### Task statement
Select each line where the word "forțelor" appears.
════════
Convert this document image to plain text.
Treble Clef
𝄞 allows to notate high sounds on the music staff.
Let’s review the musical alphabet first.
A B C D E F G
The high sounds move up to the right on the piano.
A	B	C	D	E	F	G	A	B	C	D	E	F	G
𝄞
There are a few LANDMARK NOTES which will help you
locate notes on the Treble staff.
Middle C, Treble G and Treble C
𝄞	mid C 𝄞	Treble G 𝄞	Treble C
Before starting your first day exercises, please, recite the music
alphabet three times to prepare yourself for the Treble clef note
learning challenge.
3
════════
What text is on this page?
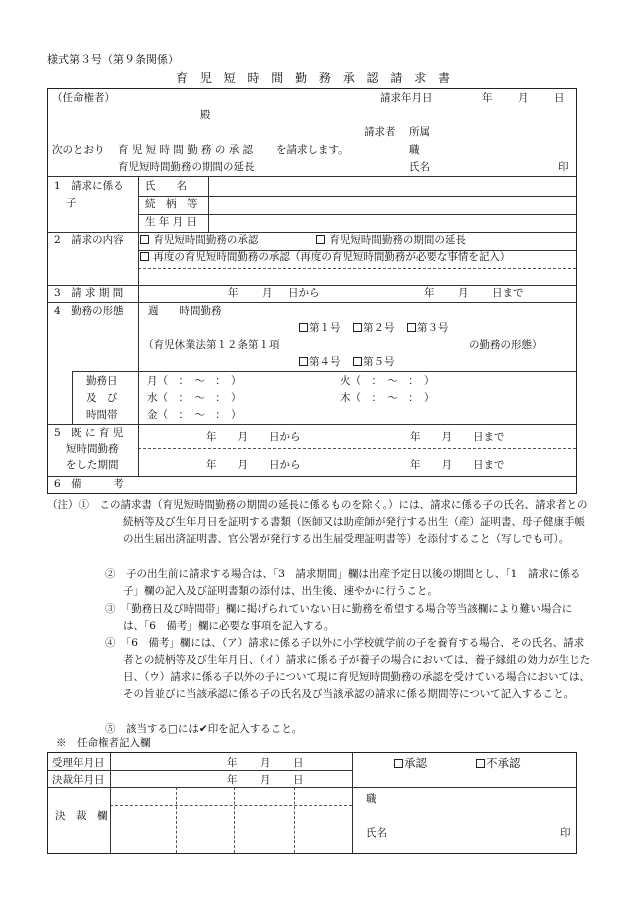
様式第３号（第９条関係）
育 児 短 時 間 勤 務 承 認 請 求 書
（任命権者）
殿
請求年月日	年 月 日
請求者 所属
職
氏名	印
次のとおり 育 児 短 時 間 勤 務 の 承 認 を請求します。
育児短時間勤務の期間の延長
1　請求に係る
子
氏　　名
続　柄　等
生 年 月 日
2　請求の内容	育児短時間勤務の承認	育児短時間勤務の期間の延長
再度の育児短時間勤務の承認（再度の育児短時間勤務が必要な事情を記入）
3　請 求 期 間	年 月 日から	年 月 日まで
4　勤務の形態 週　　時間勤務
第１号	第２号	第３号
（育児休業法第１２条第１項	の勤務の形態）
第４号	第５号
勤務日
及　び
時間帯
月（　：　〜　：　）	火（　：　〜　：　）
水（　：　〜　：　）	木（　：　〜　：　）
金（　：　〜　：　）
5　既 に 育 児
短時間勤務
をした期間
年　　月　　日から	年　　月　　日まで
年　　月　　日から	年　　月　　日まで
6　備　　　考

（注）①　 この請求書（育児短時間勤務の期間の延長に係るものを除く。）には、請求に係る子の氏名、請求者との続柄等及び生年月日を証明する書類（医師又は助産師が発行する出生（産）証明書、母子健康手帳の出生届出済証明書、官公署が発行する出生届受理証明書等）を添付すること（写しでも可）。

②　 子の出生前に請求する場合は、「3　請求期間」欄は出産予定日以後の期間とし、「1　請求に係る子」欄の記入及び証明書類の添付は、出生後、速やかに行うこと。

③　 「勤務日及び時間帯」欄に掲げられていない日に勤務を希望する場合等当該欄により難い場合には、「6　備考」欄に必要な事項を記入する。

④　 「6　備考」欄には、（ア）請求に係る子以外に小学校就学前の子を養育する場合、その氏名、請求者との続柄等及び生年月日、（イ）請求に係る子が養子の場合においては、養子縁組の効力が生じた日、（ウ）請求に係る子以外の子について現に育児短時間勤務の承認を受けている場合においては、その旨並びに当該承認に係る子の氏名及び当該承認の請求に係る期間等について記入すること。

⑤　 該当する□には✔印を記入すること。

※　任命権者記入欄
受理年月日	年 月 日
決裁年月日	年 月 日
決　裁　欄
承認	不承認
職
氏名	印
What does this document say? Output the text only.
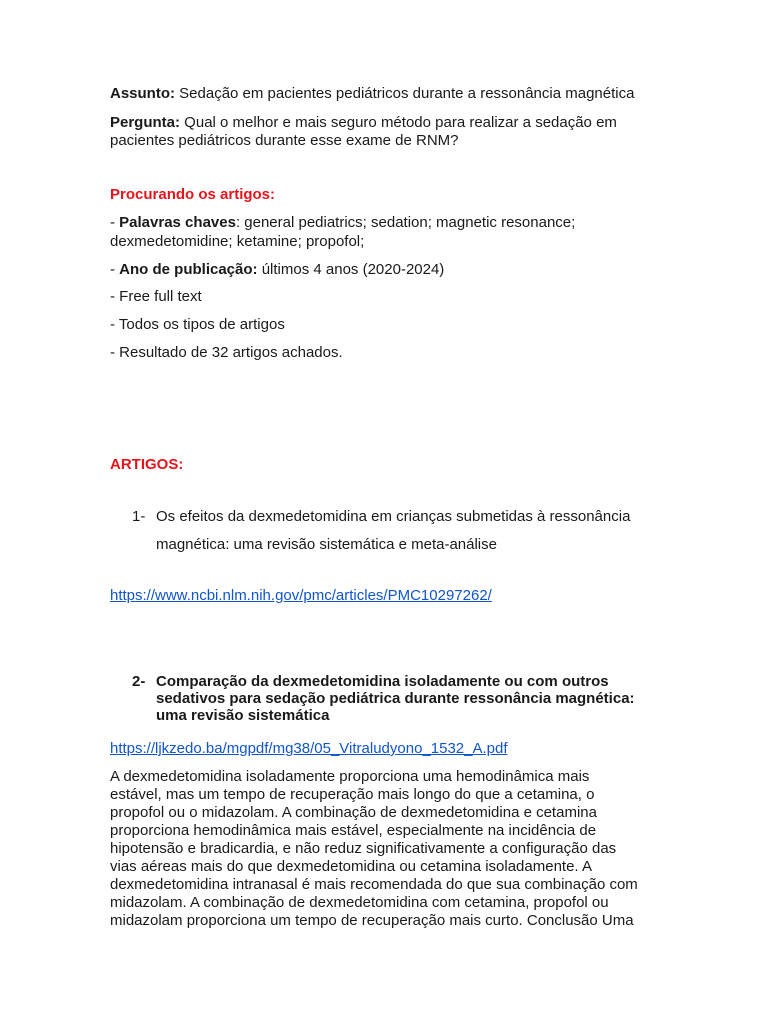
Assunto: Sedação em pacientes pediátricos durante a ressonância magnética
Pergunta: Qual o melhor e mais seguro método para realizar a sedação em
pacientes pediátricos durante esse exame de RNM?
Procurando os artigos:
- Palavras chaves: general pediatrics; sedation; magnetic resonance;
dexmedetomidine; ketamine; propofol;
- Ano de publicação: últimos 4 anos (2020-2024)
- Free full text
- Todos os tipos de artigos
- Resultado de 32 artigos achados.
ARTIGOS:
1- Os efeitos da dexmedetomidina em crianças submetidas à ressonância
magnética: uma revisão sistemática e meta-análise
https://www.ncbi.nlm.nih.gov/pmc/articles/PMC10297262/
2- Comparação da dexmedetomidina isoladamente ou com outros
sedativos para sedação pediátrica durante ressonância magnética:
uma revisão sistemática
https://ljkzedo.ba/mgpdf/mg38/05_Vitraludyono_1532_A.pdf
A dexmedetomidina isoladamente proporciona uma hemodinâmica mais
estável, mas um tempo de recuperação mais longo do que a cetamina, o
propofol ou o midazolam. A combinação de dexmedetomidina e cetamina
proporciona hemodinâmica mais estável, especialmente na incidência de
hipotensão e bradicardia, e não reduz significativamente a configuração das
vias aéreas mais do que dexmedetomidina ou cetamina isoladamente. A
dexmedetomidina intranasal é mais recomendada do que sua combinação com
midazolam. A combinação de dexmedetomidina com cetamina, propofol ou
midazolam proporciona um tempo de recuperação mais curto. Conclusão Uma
════════
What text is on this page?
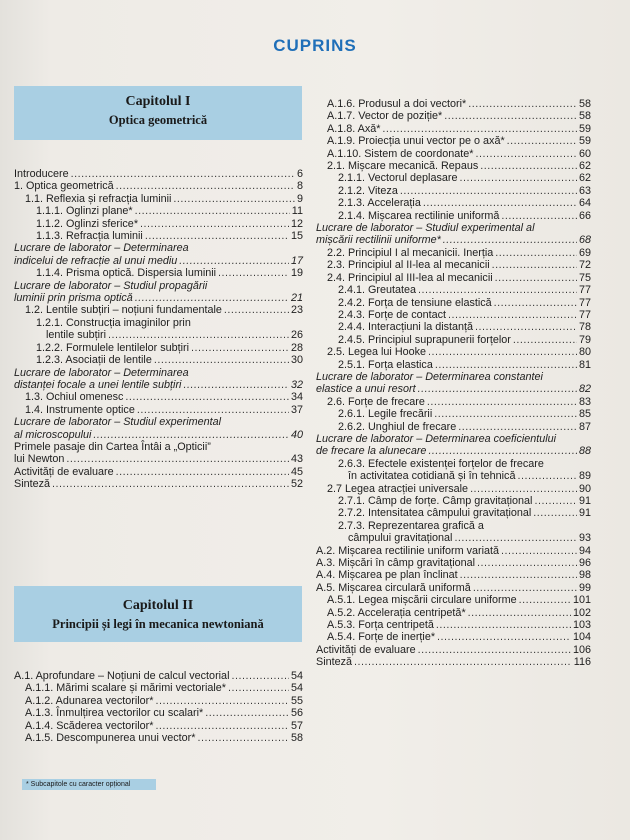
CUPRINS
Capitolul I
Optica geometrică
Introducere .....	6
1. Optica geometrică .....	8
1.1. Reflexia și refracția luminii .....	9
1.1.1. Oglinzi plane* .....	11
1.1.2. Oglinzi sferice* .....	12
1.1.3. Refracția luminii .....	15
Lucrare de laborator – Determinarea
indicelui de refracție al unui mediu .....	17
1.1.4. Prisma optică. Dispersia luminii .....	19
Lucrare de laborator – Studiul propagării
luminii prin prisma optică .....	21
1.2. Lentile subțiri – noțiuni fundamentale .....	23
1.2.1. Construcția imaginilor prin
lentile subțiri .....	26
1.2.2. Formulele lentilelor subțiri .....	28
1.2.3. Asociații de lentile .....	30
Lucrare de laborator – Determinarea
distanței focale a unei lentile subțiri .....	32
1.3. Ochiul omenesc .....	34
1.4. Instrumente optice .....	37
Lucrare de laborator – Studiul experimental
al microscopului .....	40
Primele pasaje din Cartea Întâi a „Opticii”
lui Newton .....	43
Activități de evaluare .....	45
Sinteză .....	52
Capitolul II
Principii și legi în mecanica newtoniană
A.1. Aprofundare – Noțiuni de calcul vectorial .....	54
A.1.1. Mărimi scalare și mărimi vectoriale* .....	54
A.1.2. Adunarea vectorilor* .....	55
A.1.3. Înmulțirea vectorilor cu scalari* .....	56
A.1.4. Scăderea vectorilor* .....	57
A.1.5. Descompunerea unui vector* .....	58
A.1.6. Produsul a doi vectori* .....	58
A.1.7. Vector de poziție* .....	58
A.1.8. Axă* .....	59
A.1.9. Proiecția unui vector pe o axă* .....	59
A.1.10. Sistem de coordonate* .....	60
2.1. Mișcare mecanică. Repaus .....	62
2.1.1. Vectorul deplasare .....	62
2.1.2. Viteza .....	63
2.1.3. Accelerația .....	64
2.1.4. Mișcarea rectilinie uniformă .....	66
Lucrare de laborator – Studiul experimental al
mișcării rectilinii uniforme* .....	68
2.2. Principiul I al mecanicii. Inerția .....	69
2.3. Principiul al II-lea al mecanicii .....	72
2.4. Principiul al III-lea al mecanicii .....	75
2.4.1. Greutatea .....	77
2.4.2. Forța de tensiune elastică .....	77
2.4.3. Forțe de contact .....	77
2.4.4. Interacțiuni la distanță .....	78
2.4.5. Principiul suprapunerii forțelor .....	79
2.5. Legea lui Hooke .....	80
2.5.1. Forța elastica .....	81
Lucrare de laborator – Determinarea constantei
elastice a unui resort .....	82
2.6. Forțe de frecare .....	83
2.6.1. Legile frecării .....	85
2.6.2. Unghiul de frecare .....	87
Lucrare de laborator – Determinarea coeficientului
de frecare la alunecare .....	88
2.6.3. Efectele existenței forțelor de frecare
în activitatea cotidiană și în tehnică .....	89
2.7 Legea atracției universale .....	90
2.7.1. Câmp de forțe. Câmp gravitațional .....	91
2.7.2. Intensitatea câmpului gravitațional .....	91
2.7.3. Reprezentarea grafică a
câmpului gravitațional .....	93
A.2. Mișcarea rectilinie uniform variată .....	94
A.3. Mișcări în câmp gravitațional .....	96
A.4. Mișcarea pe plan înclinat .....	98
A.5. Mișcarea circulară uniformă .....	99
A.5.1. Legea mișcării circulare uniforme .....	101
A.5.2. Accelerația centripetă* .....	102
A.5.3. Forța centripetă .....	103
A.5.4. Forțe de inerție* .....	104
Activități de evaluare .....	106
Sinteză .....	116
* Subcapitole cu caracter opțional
════════
### Output of the exercise
2.4.5. Principiul suprapunerii forțelor .....	79
2.6.3. Efectele existenței forțelor de frecare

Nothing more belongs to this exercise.